**What the task asks**
State how many lines hold the string "ylabel". Give the number and nothing else.

◆ ◆ ◆ ◆ ◆ ◆ ◆

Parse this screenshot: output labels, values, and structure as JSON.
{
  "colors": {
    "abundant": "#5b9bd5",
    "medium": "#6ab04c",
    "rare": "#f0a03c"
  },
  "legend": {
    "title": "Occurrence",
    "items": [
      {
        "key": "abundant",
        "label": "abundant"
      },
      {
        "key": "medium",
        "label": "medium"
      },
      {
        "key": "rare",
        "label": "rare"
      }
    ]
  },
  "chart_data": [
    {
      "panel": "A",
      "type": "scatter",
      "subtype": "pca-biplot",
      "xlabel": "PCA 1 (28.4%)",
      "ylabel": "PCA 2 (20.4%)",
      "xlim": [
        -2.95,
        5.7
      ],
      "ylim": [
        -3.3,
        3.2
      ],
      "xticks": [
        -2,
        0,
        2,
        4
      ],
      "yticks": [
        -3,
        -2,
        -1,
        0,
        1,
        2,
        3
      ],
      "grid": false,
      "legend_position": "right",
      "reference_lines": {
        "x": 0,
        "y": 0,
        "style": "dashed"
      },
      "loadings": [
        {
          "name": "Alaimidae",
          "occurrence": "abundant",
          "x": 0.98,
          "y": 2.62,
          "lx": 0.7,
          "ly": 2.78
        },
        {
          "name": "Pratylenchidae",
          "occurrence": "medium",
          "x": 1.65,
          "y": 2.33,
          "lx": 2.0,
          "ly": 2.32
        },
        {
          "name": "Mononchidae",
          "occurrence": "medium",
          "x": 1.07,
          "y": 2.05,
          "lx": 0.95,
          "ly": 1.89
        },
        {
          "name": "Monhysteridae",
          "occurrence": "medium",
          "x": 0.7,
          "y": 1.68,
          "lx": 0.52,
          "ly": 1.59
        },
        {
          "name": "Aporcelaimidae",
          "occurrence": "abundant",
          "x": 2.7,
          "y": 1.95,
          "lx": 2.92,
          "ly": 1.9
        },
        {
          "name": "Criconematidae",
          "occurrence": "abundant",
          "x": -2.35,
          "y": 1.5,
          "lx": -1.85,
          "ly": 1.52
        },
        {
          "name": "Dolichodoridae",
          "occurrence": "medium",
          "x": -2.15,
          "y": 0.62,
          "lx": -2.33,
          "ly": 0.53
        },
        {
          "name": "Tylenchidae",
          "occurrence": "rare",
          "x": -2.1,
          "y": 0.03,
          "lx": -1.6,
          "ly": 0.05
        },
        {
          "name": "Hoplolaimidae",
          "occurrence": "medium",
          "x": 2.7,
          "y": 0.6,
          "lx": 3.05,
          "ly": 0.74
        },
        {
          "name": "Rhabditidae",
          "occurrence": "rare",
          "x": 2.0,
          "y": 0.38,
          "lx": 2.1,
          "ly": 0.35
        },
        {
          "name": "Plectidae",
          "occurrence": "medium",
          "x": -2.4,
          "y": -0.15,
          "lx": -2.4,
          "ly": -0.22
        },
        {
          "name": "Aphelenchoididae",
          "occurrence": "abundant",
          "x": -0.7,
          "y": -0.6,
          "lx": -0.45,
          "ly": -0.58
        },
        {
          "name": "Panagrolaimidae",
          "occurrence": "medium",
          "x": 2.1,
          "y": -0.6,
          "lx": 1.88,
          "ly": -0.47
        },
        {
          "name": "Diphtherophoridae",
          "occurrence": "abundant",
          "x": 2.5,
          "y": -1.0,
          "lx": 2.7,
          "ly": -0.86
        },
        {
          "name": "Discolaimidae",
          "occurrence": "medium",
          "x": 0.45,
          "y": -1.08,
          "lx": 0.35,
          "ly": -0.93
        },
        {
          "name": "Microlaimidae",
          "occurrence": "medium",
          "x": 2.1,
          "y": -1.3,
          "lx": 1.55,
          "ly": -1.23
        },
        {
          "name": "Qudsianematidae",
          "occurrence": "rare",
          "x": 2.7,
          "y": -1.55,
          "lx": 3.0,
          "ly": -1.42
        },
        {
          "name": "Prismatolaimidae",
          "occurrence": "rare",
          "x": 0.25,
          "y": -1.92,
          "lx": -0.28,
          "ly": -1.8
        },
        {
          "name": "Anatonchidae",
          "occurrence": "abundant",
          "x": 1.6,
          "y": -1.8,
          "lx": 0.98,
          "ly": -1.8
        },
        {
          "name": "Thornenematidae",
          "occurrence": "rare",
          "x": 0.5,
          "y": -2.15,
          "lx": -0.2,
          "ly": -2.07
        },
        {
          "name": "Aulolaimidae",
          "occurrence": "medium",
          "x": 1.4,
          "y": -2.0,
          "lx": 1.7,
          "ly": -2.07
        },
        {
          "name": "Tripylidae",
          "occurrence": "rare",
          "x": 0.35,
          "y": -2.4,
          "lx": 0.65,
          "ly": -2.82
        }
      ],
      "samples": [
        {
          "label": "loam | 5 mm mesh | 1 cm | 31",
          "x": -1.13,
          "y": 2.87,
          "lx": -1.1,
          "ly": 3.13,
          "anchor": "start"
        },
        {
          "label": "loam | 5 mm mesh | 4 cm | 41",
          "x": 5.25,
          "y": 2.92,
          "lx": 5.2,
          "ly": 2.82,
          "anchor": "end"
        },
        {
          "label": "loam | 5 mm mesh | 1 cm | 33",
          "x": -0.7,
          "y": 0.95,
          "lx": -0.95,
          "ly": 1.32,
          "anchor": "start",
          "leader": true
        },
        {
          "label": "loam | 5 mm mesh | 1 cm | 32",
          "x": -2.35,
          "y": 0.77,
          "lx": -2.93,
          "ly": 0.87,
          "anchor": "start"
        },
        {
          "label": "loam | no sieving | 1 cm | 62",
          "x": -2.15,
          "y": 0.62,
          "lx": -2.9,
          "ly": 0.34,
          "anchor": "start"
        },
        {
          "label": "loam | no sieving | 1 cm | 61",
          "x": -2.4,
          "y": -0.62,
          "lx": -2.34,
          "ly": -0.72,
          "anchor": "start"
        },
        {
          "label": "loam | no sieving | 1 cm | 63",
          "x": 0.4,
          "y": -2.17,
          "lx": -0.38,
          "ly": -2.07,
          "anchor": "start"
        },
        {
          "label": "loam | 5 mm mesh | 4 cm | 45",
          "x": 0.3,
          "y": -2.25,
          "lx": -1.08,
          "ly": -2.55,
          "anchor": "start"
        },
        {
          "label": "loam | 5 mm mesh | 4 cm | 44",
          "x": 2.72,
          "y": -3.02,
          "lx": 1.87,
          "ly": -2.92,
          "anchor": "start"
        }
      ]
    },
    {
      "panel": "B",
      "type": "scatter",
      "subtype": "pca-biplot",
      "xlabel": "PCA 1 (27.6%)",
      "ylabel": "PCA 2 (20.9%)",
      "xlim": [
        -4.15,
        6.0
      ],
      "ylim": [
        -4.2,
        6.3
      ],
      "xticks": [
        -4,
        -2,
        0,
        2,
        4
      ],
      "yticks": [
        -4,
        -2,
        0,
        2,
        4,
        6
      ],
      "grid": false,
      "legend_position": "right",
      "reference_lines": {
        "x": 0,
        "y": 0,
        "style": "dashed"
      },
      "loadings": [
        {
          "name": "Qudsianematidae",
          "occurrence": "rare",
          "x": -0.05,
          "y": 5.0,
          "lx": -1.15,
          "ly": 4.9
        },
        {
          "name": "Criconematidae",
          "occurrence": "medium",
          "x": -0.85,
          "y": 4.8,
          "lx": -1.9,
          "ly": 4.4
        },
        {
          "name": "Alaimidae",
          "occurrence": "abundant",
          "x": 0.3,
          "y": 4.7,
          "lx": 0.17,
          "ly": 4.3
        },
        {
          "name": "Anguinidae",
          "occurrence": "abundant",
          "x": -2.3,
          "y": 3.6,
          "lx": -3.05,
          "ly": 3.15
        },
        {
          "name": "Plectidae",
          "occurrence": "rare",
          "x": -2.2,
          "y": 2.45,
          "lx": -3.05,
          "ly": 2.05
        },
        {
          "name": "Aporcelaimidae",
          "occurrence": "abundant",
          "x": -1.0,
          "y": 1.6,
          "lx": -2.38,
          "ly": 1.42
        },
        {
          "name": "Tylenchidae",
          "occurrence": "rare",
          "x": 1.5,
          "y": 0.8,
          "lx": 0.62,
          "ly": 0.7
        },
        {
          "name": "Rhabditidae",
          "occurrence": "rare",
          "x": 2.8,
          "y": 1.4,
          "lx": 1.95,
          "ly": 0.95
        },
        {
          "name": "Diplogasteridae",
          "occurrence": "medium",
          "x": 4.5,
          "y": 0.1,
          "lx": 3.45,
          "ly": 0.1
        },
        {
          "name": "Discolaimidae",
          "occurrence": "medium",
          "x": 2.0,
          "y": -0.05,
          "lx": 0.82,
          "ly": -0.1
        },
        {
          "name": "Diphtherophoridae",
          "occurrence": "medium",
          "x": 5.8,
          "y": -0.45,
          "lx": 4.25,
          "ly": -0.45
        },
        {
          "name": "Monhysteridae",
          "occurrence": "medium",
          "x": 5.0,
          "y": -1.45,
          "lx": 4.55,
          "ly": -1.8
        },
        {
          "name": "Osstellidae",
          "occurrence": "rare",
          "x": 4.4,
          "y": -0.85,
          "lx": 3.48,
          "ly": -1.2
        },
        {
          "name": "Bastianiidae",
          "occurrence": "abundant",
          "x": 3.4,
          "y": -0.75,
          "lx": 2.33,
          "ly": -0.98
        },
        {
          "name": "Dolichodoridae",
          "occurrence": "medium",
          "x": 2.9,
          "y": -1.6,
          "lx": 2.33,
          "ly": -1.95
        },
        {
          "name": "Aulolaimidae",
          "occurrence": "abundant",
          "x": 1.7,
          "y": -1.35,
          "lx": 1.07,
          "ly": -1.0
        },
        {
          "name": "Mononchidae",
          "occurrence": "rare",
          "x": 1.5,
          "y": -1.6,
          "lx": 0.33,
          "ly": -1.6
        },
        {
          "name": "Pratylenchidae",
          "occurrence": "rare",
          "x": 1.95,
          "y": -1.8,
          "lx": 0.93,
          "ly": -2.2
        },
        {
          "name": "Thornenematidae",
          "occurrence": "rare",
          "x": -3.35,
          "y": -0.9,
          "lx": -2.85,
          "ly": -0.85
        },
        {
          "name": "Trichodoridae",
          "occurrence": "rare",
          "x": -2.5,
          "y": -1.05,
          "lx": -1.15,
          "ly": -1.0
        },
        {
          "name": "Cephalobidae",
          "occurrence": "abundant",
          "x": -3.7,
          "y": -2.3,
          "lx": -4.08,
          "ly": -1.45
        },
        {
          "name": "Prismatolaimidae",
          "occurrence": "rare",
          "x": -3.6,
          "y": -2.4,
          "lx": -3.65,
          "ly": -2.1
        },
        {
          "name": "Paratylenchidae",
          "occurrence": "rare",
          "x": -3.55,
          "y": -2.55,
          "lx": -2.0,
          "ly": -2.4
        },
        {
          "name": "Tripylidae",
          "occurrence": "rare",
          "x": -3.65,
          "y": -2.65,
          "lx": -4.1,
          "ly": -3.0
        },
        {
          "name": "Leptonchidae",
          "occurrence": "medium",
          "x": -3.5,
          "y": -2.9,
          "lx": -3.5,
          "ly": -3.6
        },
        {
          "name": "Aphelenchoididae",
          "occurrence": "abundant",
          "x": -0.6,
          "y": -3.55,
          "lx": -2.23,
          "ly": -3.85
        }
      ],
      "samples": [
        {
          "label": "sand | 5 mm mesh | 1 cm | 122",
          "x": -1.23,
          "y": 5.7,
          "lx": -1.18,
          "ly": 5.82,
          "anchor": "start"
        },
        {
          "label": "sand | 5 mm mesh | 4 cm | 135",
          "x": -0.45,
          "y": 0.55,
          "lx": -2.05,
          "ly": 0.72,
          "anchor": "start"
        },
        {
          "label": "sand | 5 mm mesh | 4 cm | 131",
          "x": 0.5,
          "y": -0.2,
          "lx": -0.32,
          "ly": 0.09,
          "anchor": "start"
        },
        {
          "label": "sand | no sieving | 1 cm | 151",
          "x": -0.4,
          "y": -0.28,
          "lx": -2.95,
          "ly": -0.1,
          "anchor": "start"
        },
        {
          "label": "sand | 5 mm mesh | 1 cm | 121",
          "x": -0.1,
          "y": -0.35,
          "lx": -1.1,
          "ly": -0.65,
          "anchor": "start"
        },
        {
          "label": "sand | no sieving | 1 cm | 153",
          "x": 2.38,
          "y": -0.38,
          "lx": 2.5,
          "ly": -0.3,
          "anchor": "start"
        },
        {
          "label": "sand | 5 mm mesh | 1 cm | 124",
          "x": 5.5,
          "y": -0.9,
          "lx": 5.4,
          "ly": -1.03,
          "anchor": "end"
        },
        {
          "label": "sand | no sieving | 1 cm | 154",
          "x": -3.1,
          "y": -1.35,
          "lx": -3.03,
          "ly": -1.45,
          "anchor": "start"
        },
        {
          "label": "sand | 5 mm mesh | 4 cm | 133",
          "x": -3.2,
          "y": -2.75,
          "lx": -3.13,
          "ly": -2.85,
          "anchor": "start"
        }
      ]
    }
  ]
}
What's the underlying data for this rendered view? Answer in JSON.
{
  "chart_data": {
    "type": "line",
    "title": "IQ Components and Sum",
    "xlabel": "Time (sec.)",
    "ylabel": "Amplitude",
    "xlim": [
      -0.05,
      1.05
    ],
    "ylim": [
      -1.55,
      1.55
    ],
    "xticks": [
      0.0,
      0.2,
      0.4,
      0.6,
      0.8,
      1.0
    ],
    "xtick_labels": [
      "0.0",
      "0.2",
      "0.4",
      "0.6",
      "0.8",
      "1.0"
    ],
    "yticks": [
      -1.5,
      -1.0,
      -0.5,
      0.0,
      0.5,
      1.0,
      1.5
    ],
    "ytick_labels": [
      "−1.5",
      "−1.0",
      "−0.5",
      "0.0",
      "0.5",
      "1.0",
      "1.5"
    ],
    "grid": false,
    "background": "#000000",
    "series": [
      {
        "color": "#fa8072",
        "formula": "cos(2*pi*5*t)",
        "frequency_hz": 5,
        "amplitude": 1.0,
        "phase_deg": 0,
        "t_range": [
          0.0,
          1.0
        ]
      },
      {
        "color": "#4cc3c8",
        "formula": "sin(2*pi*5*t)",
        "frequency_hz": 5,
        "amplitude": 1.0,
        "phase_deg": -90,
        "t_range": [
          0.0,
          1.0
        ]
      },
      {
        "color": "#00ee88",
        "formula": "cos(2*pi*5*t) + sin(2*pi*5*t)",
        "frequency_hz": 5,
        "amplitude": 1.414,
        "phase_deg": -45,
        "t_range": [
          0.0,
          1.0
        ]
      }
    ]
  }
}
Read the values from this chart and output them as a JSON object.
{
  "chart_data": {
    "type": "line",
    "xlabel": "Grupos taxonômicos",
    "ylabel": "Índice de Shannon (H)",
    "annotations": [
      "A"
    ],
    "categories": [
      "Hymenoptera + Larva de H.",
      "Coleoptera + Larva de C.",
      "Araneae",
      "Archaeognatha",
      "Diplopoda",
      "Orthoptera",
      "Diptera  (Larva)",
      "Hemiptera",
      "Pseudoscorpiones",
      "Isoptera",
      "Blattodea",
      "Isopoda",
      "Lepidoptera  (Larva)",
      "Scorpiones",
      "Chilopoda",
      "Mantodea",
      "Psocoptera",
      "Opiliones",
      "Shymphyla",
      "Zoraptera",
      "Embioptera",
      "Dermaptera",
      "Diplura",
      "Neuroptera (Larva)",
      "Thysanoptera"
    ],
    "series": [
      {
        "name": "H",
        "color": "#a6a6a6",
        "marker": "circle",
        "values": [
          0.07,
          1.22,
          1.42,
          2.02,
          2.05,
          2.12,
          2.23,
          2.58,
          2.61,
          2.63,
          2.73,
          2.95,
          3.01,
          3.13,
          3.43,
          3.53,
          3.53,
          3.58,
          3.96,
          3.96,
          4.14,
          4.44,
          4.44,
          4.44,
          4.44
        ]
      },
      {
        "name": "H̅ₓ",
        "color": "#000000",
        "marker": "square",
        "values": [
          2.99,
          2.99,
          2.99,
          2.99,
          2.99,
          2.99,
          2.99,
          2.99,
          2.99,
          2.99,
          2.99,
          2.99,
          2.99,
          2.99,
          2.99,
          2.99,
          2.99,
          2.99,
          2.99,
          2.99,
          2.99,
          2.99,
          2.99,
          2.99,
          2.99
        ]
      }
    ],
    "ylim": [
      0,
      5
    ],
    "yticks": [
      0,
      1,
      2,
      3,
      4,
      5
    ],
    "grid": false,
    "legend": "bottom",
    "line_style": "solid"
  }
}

◆ ◆ ◆ ◆ ◆ ◆ ◆

**Answer to this task**
4